### Ausgewählter Auszug

# Meine Walkthrough´s (Let´s Play´s) =)



## streetjumper16 (24. Oktober 2011)

*Meine Walkthrough´s (Let´s Play´s) *

Hallo 

Wir ihr ja mitbekommen habt (oder manche) bin ich seit längerem nicht mehr oft hier online!
Das hat einen Grund! Ich bin in die Szene der Lets Player (Walkthrough) gestiegen und bin nur noch am rendern und am hochladen!


Ich habe gerade mit Battlefield: Bad Company 2 und osu! angefangen! Es sind keine Lets Play´s den ich kommentiere nicht! Deshalb sind es auch Walkthrough´s!

Ich wollte hier mal bescheid geben und vielleicht bekomme ich ja ei par Abos und Klicks  Würde mich sehr freuen 

Habe erst angefangen auf meinem alten Kanal Kanal von streetjumper16 - YouTube
Da ich da aber schon i-welche andere Videos habe und auch schon 2 Verwahnungen, habe ich mich entschlossen einen neuen auf zu machen  
Hier werde ich jetzt immer meine Walkthroughßs hochladen: Kanal von Streetjumper16GameTV - YouTube


Wie gesagt ihr könnt ja mal vorbei schauen! Noch habe ich sehr wenige Videos da ich nur eine 16k Leitung habe und bis ein 1,6GB Video oben ist vergehen ein par Stunden!



Liebe Grüße

euer streetjumper16 (Chris)


----------



## derP4computer (24. Oktober 2011)

*AW: Meine Walkthrough´s (Let´s Play´s) *



> Wie gesagt ihr könnt ja mal vorbei schauen!


So gerade eben erledigt.
Da kommt Lust auf zu spielen.


----------



## streetjumper16 (24. Oktober 2011)

*AW: Meine Walkthrough´s (Let´s Play´s) *



derP4computer schrieb:


> So gerade eben erledigt.
> Da kommt Lust auf zu spielen.




Ich werde ab jetzt doch mit Kommentaren machen 
Am Anfang wird es für mich schwer, da ich mich fühle als würde ich Selbstgespräche machen  Aber es ist i-wie besser finde ich!


----------



## Crenshaw (25. Oktober 2011)

*AW: Meine Walkthrough´s (Let´s Play´s) *

Ich liebe Lets plays!!  Werd deine mal verfolgen  kriegst nen Abo


----------



## streetjumper16 (25. Oktober 2011)

(Datensätze zu Layoutbereichen)
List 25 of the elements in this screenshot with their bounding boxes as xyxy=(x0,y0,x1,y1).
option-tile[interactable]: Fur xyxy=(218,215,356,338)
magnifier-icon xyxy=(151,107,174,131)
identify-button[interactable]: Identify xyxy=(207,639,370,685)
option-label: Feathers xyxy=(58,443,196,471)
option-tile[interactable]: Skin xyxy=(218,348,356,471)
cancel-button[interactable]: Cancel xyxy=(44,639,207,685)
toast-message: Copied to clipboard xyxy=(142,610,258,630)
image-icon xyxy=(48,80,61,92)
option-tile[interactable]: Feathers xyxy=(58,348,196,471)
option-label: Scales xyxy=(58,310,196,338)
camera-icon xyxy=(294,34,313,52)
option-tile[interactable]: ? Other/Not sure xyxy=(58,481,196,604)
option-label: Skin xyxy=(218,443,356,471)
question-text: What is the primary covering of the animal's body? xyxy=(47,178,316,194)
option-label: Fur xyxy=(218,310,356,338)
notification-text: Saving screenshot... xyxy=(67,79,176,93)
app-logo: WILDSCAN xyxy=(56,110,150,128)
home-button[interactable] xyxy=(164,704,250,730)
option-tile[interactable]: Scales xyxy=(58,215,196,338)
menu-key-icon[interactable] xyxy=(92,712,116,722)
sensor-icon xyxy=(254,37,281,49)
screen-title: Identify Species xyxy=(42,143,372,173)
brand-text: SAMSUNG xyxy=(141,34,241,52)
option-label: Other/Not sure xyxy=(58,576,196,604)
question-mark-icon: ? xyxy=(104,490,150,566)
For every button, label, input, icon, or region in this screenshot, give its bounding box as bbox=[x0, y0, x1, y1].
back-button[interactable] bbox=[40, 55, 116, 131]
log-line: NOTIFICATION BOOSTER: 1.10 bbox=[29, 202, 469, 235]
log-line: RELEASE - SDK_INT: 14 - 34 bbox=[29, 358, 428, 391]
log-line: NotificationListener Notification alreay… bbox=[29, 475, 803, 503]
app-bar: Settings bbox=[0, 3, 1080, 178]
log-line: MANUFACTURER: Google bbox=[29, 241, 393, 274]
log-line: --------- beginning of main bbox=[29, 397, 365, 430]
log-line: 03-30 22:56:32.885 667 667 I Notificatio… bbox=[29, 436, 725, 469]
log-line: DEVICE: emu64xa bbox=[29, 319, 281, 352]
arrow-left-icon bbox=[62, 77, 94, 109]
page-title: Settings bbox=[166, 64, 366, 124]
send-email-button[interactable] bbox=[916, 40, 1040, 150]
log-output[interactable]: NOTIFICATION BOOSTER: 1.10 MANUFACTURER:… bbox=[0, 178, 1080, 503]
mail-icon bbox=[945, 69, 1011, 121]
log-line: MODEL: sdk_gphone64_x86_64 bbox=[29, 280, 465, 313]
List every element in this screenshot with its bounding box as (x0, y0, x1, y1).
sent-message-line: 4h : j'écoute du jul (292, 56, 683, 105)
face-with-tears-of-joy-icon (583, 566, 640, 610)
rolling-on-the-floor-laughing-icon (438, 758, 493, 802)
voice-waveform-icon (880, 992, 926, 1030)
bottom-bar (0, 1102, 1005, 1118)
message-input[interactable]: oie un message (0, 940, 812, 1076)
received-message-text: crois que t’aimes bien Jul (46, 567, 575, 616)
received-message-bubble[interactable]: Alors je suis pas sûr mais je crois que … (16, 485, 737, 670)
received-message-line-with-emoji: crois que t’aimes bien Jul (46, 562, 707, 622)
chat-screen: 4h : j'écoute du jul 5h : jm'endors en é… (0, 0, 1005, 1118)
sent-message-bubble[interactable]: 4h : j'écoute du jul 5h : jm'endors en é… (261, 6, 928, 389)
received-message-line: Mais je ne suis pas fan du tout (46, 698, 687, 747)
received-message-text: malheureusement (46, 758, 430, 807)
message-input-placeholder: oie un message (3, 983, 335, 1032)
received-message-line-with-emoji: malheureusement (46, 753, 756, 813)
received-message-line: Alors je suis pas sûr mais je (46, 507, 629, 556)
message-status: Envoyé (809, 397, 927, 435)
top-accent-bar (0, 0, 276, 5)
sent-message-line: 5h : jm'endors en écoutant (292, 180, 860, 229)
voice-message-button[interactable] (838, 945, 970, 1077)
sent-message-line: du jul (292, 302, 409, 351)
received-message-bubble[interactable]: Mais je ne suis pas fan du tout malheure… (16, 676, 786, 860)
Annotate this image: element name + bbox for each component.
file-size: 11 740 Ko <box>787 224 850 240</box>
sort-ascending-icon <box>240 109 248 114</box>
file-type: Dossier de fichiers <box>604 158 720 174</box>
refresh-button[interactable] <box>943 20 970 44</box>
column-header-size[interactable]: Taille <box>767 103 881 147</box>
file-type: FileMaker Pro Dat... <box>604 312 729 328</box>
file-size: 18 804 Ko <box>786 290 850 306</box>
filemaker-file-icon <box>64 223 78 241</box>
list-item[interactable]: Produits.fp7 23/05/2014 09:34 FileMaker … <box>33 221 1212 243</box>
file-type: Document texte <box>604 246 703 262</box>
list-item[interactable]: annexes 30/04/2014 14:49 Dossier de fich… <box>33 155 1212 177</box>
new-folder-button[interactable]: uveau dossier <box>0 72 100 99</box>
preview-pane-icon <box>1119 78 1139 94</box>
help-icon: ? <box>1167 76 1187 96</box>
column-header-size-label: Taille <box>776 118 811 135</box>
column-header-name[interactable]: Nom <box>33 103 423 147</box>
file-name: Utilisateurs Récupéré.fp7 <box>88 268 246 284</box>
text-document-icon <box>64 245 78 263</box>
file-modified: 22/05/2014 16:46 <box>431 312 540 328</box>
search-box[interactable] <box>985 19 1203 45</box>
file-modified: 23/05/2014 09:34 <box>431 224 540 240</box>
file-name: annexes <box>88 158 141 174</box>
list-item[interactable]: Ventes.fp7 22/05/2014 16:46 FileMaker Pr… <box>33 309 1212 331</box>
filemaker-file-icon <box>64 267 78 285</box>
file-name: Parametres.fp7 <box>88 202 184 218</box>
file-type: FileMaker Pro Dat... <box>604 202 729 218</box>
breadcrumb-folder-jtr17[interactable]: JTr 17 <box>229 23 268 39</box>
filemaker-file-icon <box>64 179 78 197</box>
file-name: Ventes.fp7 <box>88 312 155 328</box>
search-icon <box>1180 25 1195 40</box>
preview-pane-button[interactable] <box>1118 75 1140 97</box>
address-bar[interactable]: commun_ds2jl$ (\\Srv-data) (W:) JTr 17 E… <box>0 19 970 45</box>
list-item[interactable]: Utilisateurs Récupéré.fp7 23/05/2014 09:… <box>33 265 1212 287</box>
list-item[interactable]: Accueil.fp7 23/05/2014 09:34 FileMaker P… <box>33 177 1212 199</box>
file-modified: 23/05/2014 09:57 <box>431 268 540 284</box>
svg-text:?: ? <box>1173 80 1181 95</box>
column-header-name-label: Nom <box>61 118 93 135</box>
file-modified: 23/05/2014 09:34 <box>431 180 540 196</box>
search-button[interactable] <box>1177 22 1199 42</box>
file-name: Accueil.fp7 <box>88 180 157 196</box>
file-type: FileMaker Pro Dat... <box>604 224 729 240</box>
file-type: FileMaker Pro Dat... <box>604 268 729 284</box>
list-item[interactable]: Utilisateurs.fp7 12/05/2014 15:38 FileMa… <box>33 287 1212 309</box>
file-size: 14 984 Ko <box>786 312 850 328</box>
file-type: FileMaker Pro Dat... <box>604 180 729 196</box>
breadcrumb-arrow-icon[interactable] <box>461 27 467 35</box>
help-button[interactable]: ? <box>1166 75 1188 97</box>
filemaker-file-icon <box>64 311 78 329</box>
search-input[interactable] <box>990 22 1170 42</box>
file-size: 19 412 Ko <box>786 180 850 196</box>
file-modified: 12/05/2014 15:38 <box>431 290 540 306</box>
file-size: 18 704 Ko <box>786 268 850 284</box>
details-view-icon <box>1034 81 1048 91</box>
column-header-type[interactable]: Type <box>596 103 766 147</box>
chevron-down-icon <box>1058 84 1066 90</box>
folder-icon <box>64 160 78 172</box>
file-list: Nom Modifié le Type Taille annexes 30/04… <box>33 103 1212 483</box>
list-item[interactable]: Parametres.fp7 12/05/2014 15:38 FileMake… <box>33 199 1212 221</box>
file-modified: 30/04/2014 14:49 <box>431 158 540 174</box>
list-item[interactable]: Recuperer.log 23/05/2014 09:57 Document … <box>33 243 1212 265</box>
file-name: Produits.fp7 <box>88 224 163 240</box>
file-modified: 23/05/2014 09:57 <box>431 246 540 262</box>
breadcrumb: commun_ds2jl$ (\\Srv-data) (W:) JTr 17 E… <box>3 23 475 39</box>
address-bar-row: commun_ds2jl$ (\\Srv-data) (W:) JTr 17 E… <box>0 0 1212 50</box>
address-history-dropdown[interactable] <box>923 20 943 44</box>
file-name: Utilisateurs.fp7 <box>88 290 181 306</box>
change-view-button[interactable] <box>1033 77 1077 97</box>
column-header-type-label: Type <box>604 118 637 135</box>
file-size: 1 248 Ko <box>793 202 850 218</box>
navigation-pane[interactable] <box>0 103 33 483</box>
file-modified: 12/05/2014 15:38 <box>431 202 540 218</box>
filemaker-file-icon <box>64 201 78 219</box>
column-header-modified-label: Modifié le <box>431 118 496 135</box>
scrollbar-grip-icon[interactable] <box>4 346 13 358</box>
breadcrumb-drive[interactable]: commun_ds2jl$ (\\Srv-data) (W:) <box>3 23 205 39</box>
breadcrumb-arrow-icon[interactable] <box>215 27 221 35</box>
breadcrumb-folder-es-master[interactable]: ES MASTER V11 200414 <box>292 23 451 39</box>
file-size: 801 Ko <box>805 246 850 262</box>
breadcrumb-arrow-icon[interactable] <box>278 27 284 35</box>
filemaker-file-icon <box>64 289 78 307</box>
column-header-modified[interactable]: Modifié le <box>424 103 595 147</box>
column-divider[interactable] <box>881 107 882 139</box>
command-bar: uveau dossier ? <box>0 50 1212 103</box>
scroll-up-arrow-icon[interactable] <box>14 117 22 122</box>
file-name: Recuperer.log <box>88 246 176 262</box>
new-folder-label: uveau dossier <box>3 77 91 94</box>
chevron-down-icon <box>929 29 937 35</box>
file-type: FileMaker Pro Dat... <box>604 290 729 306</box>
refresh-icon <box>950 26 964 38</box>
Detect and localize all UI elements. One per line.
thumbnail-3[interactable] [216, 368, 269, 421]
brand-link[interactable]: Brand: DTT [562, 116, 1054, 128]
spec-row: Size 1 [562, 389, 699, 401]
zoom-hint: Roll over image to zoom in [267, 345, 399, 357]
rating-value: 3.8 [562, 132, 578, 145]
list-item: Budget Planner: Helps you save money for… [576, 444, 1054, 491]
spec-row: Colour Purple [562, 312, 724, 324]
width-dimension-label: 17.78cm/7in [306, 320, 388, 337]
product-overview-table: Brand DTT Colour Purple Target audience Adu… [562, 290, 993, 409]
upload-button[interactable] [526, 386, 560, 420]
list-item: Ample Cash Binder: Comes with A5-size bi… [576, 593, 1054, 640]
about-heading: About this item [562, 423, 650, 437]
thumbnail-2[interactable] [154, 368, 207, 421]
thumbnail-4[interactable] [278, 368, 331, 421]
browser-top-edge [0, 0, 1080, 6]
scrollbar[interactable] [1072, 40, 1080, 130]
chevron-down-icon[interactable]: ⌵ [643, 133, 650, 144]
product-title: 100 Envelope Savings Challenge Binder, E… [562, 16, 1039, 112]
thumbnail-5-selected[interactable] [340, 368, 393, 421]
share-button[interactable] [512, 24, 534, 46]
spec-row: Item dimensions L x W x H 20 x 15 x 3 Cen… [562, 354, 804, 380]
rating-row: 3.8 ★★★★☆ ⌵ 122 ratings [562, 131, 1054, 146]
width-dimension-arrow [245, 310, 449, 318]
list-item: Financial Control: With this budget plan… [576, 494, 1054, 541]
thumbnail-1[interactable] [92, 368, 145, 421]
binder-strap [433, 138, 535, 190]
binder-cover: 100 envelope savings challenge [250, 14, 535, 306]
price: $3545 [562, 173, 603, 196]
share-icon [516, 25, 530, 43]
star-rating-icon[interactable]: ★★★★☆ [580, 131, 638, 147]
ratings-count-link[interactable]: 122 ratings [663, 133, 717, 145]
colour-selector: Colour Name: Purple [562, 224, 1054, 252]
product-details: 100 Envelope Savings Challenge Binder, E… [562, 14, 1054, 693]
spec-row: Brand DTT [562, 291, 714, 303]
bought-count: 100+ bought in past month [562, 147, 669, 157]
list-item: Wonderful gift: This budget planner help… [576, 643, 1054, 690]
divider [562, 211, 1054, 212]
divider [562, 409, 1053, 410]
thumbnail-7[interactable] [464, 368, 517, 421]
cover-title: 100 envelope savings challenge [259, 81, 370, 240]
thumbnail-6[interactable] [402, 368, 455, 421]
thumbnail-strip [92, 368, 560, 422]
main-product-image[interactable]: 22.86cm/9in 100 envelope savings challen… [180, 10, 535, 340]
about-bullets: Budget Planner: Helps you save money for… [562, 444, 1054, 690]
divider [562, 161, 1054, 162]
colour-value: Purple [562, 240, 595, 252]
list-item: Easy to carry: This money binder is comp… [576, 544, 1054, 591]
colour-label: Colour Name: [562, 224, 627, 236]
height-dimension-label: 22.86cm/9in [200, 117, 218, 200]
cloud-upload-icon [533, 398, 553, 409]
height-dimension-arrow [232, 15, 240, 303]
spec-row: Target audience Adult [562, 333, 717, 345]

### Die Aufgabe
Geben Sie den Forumsthread über die Walkthroughs von "Ich habe gerade" bis einschließlich "ein par Stunden!" erneut wieder und tauschen Sie dabei "YouTube" gegen "Vimeo" aus.

### Vollständige Antwort
Ich habe gerade mit Battlefield: Bad Company 2 und osu! angefangen! Es sind keine Lets Play´s den ich kommentiere nicht! Deshalb sind es auch Walkthrough´s!

Ich wollte hier mal bescheid geben und vielleicht bekomme ich ja ei par Abos und Klicks  Würde mich sehr freuen 

Habe erst angefangen auf meinem alten Kanal Kanal von streetjumper16 - Vimeo
Da ich da aber schon i-welche andere Videos habe und auch schon 2 Verwahnungen, habe ich mich entschlossen einen neuen auf zu machen  
Hier werde ich jetzt immer meine Walkthroughßs hochladen: Kanal von Streetjumper16GameTV - Vimeo


Wie gesagt ihr könnt ja mal vorbei schauen! Noch habe ich sehr wenige Videos da ich nur eine 16k Leitung habe und bis ein 1,6GB Video oben ist vergehen ein par Stunden!